Copy every record word for word.
-- START --
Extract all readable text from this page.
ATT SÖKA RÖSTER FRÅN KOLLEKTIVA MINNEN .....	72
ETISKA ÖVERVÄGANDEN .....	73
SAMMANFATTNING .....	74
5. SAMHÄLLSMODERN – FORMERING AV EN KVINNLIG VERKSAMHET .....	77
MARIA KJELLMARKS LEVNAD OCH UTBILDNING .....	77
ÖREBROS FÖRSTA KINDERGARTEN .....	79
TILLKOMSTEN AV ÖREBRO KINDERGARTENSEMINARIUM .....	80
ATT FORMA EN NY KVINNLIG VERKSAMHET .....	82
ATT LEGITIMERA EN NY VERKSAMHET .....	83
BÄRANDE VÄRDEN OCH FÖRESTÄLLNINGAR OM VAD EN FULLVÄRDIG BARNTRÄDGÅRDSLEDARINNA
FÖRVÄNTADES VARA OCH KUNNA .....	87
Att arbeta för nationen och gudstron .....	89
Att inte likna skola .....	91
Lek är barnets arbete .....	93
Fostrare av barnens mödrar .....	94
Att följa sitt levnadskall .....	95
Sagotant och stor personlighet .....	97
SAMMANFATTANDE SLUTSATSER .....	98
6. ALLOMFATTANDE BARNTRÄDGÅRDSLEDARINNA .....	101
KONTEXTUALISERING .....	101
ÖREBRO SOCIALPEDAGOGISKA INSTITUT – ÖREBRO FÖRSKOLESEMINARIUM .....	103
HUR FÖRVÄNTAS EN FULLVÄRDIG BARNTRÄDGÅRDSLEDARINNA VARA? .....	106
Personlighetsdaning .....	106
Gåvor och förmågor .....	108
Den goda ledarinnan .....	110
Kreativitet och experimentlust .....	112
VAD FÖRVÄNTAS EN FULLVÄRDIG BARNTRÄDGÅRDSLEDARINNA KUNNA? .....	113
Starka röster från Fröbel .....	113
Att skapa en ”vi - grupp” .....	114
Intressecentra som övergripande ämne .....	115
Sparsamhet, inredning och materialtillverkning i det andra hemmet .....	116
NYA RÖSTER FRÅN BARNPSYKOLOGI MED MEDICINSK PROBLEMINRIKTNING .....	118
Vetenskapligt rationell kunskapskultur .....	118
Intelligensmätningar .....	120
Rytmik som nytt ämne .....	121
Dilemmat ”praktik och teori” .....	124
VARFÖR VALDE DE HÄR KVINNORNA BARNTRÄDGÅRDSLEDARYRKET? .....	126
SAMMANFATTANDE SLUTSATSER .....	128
-- END --
■ TASK OUTPUT ■
Extract all readable text from this page.
ATT SÖKA RÖSTER FRÅN KOLLEKTIVA MINNEN .....	72
ETISKA ÖVERVÄGANDEN .....	73
SAMMANFATTNING .....	74
5. SAMHÄLLSMODERN – FORMERING AV EN KVINNLIG VERKSAMHET .....	77
MARIA KJELLMARKS LEVNAD OCH UTBILDNING .....	77
ÖREBROS FÖRSTA KINDERGARTEN .....	79
TILLKOMSTEN AV ÖREBRO KINDERGARTENSEMINARIUM .....	80
ATT FORMA EN NY KVINNLIG VERKSAMHET .....	82
ATT LEGITIMERA EN NY VERKSAMHET .....	83
BÄRANDE VÄRDEN OCH FÖRESTÄLLNINGAR OM VAD EN FULLVÄRDIG BARNTRÄDGÅRDSLEDARINNA
FÖRVÄNTADES VARA OCH KUNNA .....	87
Att arbeta för nationen och gudstron .....	89
Att inte likna skola .....	91
Lek är barnets arbete .....	93
Fostrare av barnens mödrar .....	94
Att följa sitt levnadskall .....	95
Sagotant och stor personlighet .....	97
SAMMANFATTANDE SLUTSATSER .....	98
6. ALLOMFATTANDE BARNTRÄDGÅRDSLEDARINNA .....	101
KONTEXTUALISERING .....	101
ÖREBRO SOCIALPEDAGOGISKA INSTITUT – ÖREBRO FÖRSKOLESEMINARIUM .....	103
HUR FÖRVÄNTAS EN FULLVÄRDIG BARNTRÄDGÅRDSLEDARINNA VARA? .....	106
Personlighetsdaning .....	106
Gåvor och förmågor .....	108
Den goda ledarinnan .....	110
Kreativitet och experimentlust .....	112
VAD FÖRVÄNTAS EN FULLVÄRDIG BARNTRÄDGÅRDSLEDARINNA KUNNA? .....	113
Starka röster från Fröbel .....	113
Att skapa en ”vi - grupp” .....	114
Intressecentra som övergripande ämne .....	115
Sparsamhet, inredning och materialtillverkning i det andra hemmet .....	116
NYA RÖSTER FRÅN BARNPSYKOLOGI MED MEDICINSK PROBLEMINRIKTNING .....	118
Vetenskapligt rationell kunskapskultur .....	118
Intelligensmätningar .....	120
Rytmik som nytt ämne .....	121
Dilemmat ”praktik och teori” .....	124
VARFÖR VALDE DE HÄR KVINNORNA BARNTRÄDGÅRDSLEDARYRKET? .....	126
SAMMANFATTANDE SLUTSATSER .....	128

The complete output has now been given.